The exercise: Give every line from the entries that contains "выравнивания".

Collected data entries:
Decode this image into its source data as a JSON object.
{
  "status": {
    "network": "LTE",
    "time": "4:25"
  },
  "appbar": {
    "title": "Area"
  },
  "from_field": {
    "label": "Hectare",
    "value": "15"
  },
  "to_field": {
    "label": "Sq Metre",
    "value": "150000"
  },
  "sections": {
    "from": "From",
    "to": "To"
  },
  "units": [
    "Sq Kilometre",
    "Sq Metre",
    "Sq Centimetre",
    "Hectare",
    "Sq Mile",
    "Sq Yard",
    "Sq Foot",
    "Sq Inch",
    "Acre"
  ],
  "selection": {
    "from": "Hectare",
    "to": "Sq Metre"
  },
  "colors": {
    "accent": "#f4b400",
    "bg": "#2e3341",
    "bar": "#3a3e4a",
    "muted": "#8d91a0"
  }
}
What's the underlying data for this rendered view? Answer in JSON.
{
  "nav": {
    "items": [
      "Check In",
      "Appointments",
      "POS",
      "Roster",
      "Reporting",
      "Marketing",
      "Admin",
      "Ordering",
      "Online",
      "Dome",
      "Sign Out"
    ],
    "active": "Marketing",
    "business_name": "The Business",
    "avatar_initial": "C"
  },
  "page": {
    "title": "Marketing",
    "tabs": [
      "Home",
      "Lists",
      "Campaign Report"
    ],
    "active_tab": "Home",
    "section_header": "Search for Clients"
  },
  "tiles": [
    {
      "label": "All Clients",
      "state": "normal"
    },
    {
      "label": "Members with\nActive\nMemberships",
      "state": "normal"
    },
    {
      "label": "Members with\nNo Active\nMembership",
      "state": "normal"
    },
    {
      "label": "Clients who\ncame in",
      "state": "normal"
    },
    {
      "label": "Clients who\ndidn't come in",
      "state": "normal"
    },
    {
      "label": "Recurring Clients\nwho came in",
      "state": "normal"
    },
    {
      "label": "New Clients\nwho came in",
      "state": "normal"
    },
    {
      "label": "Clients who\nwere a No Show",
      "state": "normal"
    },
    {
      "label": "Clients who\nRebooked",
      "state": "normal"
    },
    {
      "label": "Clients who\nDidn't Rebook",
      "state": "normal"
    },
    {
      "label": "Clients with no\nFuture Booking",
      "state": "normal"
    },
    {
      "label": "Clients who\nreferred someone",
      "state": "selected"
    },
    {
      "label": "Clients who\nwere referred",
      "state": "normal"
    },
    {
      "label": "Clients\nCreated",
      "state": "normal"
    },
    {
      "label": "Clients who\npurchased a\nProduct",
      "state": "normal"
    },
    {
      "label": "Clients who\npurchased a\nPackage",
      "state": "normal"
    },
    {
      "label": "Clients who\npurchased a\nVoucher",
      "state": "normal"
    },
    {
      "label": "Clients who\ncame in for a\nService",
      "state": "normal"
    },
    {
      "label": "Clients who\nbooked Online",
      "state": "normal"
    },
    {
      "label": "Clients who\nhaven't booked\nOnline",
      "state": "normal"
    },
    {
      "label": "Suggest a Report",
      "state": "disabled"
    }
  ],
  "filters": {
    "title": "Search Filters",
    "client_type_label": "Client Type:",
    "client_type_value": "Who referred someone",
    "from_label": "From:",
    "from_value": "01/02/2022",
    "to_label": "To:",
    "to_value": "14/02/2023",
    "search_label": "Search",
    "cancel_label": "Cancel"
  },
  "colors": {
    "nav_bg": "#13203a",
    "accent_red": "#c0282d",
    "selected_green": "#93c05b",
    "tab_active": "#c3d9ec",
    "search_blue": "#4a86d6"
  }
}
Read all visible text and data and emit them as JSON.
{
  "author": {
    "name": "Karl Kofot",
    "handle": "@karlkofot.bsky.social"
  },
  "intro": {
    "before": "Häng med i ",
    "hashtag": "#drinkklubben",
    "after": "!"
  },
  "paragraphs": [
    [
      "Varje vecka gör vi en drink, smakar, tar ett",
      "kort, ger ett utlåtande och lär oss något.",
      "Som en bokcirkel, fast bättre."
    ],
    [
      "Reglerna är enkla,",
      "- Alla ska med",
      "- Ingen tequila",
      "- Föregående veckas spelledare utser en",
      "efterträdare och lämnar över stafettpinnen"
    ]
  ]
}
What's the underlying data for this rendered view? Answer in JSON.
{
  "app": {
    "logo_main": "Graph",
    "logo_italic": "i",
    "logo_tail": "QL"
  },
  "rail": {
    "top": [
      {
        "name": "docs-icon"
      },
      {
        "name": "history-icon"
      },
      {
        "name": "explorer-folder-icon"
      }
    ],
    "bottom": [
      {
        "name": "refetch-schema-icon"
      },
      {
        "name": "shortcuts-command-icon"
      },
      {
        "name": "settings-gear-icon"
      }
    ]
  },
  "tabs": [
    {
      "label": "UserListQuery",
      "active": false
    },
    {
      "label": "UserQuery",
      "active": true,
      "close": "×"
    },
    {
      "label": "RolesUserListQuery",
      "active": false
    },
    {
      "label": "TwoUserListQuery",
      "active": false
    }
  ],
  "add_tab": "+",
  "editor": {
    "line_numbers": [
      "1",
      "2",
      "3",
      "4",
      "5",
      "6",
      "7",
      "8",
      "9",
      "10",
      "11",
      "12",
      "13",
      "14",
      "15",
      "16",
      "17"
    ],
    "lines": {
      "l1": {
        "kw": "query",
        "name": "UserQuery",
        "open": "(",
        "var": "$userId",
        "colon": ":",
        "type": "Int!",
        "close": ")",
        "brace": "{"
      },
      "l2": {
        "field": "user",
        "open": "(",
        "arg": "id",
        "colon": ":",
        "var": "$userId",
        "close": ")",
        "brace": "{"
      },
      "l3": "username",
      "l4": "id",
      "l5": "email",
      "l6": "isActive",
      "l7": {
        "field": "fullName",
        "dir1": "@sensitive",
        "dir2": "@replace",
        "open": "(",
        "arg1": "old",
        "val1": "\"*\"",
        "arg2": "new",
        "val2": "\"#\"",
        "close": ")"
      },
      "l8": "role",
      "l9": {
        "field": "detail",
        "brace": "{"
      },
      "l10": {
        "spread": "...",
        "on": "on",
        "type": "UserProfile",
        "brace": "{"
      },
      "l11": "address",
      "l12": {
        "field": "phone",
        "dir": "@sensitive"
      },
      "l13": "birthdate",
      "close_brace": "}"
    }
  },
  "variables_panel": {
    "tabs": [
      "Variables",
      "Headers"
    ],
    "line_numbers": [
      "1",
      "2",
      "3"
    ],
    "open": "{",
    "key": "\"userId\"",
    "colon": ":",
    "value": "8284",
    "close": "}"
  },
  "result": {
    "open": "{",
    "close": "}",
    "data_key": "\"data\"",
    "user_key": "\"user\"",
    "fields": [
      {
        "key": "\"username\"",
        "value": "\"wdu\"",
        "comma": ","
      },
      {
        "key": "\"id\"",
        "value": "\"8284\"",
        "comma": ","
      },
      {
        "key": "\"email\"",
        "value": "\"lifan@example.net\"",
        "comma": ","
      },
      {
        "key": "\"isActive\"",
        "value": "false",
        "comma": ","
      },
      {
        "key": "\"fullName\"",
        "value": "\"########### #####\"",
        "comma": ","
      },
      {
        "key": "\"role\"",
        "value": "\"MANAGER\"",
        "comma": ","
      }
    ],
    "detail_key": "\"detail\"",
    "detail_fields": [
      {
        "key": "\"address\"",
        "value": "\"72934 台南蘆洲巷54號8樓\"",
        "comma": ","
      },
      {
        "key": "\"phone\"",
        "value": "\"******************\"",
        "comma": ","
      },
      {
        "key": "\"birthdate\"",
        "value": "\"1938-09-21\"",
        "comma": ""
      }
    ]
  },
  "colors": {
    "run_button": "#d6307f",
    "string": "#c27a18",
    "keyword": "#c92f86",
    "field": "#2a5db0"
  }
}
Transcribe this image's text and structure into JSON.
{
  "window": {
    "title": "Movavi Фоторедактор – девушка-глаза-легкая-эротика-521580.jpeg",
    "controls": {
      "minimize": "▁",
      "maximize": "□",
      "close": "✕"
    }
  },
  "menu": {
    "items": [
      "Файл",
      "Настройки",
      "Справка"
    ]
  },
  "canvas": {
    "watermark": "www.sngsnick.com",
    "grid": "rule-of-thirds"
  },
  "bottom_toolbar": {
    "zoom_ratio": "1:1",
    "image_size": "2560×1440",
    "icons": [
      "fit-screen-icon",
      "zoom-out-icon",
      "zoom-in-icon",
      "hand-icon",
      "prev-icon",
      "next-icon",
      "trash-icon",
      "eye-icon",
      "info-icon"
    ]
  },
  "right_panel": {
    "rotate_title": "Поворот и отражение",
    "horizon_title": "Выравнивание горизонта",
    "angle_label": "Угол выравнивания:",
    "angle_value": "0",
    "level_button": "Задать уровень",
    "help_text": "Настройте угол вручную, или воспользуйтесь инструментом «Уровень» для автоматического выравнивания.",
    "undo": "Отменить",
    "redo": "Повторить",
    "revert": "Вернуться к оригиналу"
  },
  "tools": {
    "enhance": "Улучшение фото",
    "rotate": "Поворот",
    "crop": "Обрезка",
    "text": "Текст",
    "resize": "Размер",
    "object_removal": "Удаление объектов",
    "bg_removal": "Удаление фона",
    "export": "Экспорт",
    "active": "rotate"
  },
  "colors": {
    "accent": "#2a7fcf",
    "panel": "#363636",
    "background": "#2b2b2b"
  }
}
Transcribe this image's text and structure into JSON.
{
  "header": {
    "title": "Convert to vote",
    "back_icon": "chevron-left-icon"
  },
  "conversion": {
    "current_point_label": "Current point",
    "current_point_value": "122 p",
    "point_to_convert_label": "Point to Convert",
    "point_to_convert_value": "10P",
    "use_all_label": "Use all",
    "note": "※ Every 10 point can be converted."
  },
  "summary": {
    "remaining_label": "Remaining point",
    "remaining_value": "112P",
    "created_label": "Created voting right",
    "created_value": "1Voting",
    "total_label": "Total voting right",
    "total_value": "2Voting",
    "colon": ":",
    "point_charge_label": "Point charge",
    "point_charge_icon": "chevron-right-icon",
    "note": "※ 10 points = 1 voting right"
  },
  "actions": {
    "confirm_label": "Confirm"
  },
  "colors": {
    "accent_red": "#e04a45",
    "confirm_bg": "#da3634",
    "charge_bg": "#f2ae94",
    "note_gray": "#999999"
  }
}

Finished exercise:
    "angle_label": "Угол выравнивания:",
    "help_text": "Настройте угол вручную, или воспользуйтесь инструментом «Уровень» для автоматического выравнивания.",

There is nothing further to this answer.